<<<<
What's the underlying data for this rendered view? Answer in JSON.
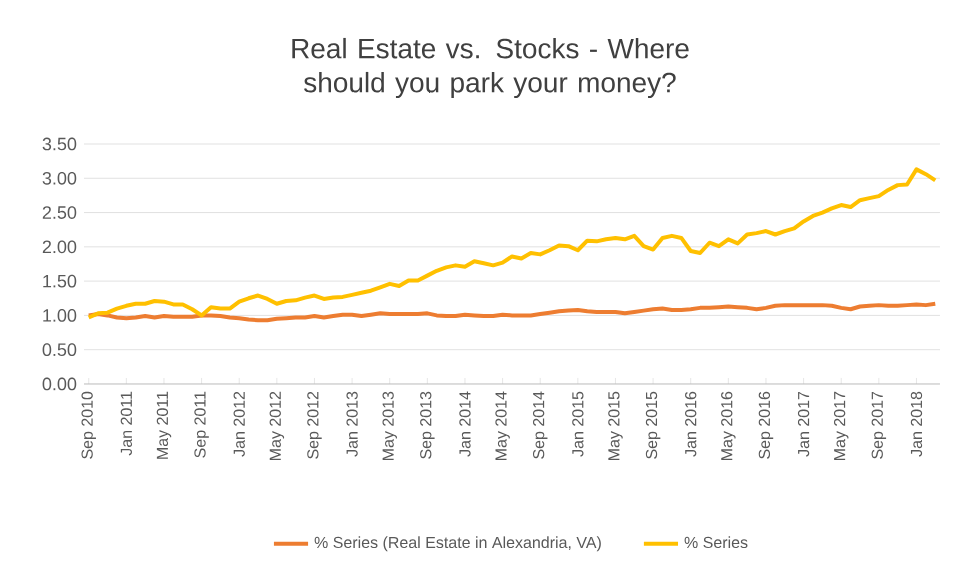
{
  "chart_data": {
    "type": "line",
    "title": "Real Estate vs. Stocks - Where should you park your money?",
    "categories": [
      "Sep 2010",
      null,
      null,
      null,
      "Jan 2011",
      null,
      null,
      null,
      "May 2011",
      null,
      null,
      null,
      "Sep 2011",
      null,
      null,
      null,
      "Jan 2012",
      null,
      null,
      null,
      "May 2012",
      null,
      null,
      null,
      "Sep 2012",
      null,
      null,
      null,
      "Jan 2013",
      null,
      null,
      null,
      "May 2013",
      null,
      null,
      null,
      "Sep 2013",
      null,
      null,
      null,
      "Jan 2014",
      null,
      null,
      null,
      "May 2014",
      null,
      null,
      null,
      "Sep 2014",
      null,
      null,
      null,
      "Jan 2015",
      null,
      null,
      null,
      "May 2015",
      null,
      null,
      null,
      "Sep 2015",
      null,
      null,
      null,
      "Jan 2016",
      null,
      null,
      null,
      "May 2016",
      null,
      null,
      null,
      "Sep 2016",
      null,
      null,
      null,
      "Jan 2017",
      null,
      null,
      null,
      "May 2017",
      null,
      null,
      null,
      "Sep 2017",
      null,
      null,
      null,
      "Jan 2018",
      null,
      null
    ],
    "series": [
      {
        "name": "% Series (Real Estate in Alexandria, VA)",
        "color": "#ed7d31",
        "values": [
          1.0,
          1.02,
          1.0,
          0.97,
          0.96,
          0.97,
          0.99,
          0.97,
          0.99,
          0.98,
          0.98,
          0.98,
          1.0,
          1.0,
          0.99,
          0.97,
          0.96,
          0.94,
          0.93,
          0.93,
          0.95,
          0.96,
          0.97,
          0.97,
          0.99,
          0.97,
          0.99,
          1.01,
          1.01,
          0.99,
          1.01,
          1.03,
          1.02,
          1.02,
          1.02,
          1.02,
          1.03,
          1.0,
          0.99,
          0.99,
          1.01,
          1.0,
          0.99,
          0.99,
          1.01,
          1.0,
          1.0,
          1.0,
          1.02,
          1.04,
          1.06,
          1.07,
          1.08,
          1.06,
          1.05,
          1.05,
          1.05,
          1.03,
          1.05,
          1.07,
          1.09,
          1.1,
          1.08,
          1.08,
          1.09,
          1.11,
          1.11,
          1.12,
          1.13,
          1.12,
          1.11,
          1.09,
          1.11,
          1.14,
          1.15,
          1.15,
          1.15,
          1.15,
          1.15,
          1.14,
          1.11,
          1.09,
          1.13,
          1.14,
          1.15,
          1.14,
          1.14,
          1.15,
          1.16,
          1.15,
          1.17
        ]
      },
      {
        "name": "% Series",
        "color": "#ffc000",
        "values": [
          0.97,
          1.03,
          1.04,
          1.1,
          1.14,
          1.17,
          1.17,
          1.21,
          1.2,
          1.16,
          1.16,
          1.09,
          1.0,
          1.12,
          1.1,
          1.1,
          1.2,
          1.25,
          1.29,
          1.24,
          1.17,
          1.21,
          1.22,
          1.26,
          1.29,
          1.24,
          1.26,
          1.27,
          1.3,
          1.33,
          1.36,
          1.41,
          1.46,
          1.43,
          1.51,
          1.51,
          1.58,
          1.65,
          1.7,
          1.73,
          1.71,
          1.79,
          1.76,
          1.73,
          1.77,
          1.86,
          1.83,
          1.91,
          1.89,
          1.95,
          2.02,
          2.01,
          1.95,
          2.09,
          2.08,
          2.11,
          2.13,
          2.11,
          2.16,
          2.01,
          1.96,
          2.13,
          2.16,
          2.13,
          1.94,
          1.91,
          2.06,
          2.01,
          2.11,
          2.05,
          2.18,
          2.2,
          2.23,
          2.18,
          2.23,
          2.27,
          2.37,
          2.45,
          2.5,
          2.56,
          2.61,
          2.58,
          2.68,
          2.71,
          2.74,
          2.83,
          2.9,
          2.91,
          3.13,
          3.06,
          2.97
        ]
      }
    ],
    "ylim": [
      0,
      3.5
    ],
    "yticks": [
      {
        "value": 0,
        "label": "0.00"
      },
      {
        "value": 0.5,
        "label": "0.50"
      },
      {
        "value": 1,
        "label": "1.00"
      },
      {
        "value": 1.5,
        "label": "1.50"
      },
      {
        "value": 2,
        "label": "2.00"
      },
      {
        "value": 2.5,
        "label": "2.50"
      },
      {
        "value": 3,
        "label": "3.00"
      },
      {
        "value": 3.5,
        "label": "3.50"
      }
    ],
    "grid": "y",
    "legend": "bottom",
    "marker": "none",
    "line_style": "solid"
  }
}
>>>>
* WHAT TO WORK ON: How many lines of the listing above include the word "name"? Reply with the number alone.

* ANSWER: 2